■ Work to do
Transcribe the full listing below exactly.

■ Material for the task

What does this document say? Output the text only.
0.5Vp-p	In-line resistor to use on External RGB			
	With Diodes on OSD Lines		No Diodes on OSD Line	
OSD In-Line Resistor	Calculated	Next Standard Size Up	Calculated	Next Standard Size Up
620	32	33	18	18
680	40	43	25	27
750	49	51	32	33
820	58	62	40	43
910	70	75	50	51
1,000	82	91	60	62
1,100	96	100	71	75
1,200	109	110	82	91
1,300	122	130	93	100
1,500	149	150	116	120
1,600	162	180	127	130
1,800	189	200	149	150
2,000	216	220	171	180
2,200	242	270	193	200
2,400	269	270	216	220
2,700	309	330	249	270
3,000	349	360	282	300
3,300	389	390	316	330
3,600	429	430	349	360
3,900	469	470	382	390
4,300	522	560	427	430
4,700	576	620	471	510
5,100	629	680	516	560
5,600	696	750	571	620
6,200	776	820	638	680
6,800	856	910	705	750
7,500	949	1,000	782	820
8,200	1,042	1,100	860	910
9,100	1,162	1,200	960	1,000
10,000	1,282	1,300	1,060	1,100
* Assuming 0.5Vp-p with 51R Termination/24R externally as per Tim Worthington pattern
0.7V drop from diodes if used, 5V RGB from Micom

■ The reply
What does this document say? Output the text only.
0.5Vp-p	In-line resistor to use on External RGB			
	With Diodes on OSD Lines		No Diodes on OSD Line	
OSD In-Line Resistor	Calculated	Next Standard Size Up	Calculated	Next Standard Size Up
620	32	33	18	18
680	40	43	25	27
750	49	51	32	33
820	58	62	40	43
910	70	75	50	51
1,000	82	91	60	62
1,100	96	100	71	75
1,200	109	110	82	91
1,300	122	130	93	100
1,500	149	150	116	120
1,600	162	180	127	130
1,800	189	200	149	150
2,000	216	220	171	180
2,200	242	270	193	200
2,400	269	270	216	220
2,700	309	330	249	270
3,000	349	360	282	300
3,300	389	390	316	330
3,600	429	430	349	360
3,900	469	470	382	390
4,300	522	560	427	430
4,700	576	620	471	510
5,100	629	680	516	560
5,600	696	750	571	620
6,200	776	820	638	680
6,800	856	910	705	750
7,500	949	1,000	782	820
8,200	1,042	1,100	860	910
9,100	1,162	1,200	960	1,000
10,000	1,282	1,300	1,060	1,100
* Assuming 0.5Vp-p with 51R Termination/24R externally as per Tim Worthington pattern
0.7V drop from diodes if used, 5V RGB from Micom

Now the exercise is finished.